*Problem to work on*:
Which lines in the records below contain the word "зелень"? Copy each one out.

*Records shown*:
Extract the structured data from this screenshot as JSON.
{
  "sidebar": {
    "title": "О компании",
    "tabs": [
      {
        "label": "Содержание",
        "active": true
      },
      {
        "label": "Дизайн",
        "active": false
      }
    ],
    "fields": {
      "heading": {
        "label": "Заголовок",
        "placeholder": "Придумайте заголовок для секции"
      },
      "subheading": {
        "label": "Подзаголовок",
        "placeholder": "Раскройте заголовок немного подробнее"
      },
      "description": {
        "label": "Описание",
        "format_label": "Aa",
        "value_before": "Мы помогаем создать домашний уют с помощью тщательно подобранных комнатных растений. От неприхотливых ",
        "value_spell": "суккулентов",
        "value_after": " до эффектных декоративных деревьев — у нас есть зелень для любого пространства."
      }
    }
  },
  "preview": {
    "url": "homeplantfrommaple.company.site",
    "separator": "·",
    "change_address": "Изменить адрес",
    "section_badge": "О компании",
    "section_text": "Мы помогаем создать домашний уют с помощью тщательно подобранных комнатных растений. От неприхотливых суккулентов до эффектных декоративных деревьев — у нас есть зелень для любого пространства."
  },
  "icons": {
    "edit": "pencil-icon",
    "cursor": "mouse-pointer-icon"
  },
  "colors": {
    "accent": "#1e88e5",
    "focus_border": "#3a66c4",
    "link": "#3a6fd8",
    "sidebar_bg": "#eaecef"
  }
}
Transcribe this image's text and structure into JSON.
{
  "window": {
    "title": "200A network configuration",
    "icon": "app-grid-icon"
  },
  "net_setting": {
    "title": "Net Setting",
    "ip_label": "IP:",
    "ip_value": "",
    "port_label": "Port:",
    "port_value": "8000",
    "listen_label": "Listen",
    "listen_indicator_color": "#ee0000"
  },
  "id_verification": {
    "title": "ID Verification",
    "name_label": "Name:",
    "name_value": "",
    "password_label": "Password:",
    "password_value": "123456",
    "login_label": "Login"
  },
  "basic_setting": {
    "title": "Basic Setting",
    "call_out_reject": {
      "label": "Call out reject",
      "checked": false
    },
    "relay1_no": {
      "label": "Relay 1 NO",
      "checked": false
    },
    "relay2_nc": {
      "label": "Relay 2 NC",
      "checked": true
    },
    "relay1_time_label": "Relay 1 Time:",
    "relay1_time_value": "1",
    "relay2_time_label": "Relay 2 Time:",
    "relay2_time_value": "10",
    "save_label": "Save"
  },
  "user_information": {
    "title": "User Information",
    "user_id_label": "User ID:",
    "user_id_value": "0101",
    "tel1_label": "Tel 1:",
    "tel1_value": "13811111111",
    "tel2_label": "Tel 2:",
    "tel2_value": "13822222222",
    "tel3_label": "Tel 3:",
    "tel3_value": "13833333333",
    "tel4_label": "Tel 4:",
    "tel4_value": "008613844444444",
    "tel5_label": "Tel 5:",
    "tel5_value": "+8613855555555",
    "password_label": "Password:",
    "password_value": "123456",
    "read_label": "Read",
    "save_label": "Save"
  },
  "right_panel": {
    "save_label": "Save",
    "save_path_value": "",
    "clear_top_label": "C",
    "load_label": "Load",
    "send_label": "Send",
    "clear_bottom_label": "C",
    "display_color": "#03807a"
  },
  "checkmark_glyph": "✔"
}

*Solved exercise*:
        "value_after": " до эффектных декоративных деревьев — у нас есть зелень для любого пространства."
    "section_text": "Мы помогаем создать домашний уют с помощью тщательно подобранных комнатных растений. От неприхотливых суккулентов до эффектных декоративных деревьев — у нас есть зелень для любого пространства."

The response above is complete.